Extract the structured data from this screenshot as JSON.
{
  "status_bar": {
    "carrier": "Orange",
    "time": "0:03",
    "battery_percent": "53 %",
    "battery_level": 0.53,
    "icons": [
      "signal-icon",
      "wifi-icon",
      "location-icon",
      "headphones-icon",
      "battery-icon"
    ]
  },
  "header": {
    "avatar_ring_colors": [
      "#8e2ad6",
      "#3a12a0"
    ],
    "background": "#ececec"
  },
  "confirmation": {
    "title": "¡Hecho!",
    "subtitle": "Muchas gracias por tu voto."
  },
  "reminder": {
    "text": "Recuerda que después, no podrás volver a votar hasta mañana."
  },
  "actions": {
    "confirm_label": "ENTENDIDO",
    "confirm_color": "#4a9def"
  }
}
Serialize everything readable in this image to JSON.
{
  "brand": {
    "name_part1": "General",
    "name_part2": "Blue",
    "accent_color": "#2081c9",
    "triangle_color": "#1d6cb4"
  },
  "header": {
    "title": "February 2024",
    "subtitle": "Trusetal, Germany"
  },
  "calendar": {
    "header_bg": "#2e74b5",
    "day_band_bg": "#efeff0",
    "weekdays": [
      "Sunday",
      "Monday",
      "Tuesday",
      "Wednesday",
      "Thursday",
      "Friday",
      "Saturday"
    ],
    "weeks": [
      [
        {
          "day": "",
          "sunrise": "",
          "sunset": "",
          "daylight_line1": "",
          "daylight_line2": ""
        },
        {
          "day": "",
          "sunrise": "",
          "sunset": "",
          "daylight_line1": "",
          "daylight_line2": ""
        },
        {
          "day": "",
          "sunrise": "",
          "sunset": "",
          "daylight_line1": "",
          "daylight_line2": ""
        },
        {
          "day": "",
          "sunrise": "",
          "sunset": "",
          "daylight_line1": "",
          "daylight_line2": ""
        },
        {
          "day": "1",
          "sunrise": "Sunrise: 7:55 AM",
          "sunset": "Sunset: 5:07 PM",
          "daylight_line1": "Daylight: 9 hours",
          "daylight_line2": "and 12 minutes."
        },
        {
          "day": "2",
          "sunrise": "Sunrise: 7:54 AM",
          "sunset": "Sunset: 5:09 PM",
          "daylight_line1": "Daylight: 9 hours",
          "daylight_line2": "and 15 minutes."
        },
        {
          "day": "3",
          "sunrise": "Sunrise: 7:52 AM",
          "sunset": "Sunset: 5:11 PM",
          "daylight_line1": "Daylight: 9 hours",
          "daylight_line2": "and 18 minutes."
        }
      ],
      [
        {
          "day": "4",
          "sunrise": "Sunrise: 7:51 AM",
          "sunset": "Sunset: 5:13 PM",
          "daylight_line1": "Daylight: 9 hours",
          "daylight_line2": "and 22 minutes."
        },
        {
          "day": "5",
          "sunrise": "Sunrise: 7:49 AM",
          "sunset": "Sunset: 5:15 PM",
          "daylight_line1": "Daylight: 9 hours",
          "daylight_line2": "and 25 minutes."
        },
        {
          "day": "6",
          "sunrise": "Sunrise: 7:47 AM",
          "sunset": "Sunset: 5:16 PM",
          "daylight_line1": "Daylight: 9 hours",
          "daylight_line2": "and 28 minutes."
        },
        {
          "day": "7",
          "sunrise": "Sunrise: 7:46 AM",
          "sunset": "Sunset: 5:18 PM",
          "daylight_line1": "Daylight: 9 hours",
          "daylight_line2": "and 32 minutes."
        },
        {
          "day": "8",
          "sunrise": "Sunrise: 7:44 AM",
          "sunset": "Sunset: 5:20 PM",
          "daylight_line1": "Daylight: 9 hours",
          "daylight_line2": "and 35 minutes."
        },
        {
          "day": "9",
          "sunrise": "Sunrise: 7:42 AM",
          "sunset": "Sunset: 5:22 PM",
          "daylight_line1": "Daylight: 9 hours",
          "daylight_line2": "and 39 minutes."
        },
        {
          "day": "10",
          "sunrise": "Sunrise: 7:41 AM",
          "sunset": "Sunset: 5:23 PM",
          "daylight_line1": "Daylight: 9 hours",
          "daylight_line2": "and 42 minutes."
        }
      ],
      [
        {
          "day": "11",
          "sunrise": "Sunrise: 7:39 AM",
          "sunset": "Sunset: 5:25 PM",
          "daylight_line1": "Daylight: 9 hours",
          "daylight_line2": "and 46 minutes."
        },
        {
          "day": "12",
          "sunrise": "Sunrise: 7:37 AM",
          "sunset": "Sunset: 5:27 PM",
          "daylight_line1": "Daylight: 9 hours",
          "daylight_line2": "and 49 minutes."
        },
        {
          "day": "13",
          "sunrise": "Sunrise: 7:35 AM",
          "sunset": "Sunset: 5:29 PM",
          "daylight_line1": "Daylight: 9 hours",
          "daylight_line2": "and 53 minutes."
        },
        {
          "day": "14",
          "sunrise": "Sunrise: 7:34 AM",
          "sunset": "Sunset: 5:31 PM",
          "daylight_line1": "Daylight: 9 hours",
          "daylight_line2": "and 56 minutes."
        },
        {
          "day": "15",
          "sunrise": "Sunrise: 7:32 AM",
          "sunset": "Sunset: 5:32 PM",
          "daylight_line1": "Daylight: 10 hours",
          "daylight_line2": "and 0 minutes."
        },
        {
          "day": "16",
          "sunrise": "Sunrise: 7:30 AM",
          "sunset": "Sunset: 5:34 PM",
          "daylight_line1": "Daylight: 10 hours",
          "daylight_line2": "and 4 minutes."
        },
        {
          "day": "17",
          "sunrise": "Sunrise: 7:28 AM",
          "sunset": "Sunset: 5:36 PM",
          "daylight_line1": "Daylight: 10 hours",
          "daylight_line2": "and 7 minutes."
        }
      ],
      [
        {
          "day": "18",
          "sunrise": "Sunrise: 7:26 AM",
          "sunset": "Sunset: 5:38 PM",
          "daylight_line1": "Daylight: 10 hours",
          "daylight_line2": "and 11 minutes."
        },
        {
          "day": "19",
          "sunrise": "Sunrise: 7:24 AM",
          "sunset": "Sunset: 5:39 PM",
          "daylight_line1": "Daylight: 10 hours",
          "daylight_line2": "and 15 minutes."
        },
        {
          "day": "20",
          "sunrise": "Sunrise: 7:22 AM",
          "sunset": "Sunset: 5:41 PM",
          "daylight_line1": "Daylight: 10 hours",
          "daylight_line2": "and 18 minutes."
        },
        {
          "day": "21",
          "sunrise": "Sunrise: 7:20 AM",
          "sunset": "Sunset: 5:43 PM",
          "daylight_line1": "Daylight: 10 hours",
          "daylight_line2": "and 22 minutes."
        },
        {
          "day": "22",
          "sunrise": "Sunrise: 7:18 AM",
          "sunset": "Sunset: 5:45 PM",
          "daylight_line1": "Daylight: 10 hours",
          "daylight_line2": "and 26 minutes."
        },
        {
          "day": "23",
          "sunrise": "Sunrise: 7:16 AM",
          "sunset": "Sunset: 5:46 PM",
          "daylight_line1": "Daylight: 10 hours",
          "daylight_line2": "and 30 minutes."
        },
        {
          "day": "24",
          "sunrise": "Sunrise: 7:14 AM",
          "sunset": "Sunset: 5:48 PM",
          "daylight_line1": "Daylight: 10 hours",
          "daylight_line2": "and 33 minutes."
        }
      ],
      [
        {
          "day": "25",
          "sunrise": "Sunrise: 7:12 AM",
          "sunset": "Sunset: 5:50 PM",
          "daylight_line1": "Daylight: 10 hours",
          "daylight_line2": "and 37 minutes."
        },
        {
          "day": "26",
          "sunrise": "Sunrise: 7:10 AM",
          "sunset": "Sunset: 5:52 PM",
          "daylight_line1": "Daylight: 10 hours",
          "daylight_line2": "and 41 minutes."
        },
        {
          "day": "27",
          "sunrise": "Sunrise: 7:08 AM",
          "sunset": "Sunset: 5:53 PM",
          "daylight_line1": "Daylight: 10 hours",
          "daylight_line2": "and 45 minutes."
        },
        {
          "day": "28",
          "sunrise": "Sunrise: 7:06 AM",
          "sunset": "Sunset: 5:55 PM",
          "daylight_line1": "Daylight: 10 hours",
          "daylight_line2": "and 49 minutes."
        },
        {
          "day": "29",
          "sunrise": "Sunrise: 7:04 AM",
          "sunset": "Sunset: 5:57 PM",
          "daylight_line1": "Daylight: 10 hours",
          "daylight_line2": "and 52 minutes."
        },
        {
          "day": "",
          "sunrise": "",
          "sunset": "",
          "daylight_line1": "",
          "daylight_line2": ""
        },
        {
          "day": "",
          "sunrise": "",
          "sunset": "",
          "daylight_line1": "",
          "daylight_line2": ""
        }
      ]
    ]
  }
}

WHAT YOU SHOULD DO ▸ Work out how many lines of the listing above include "JSON". Answer with the number and nothing more.

RESPONSE BELOW ▸ 2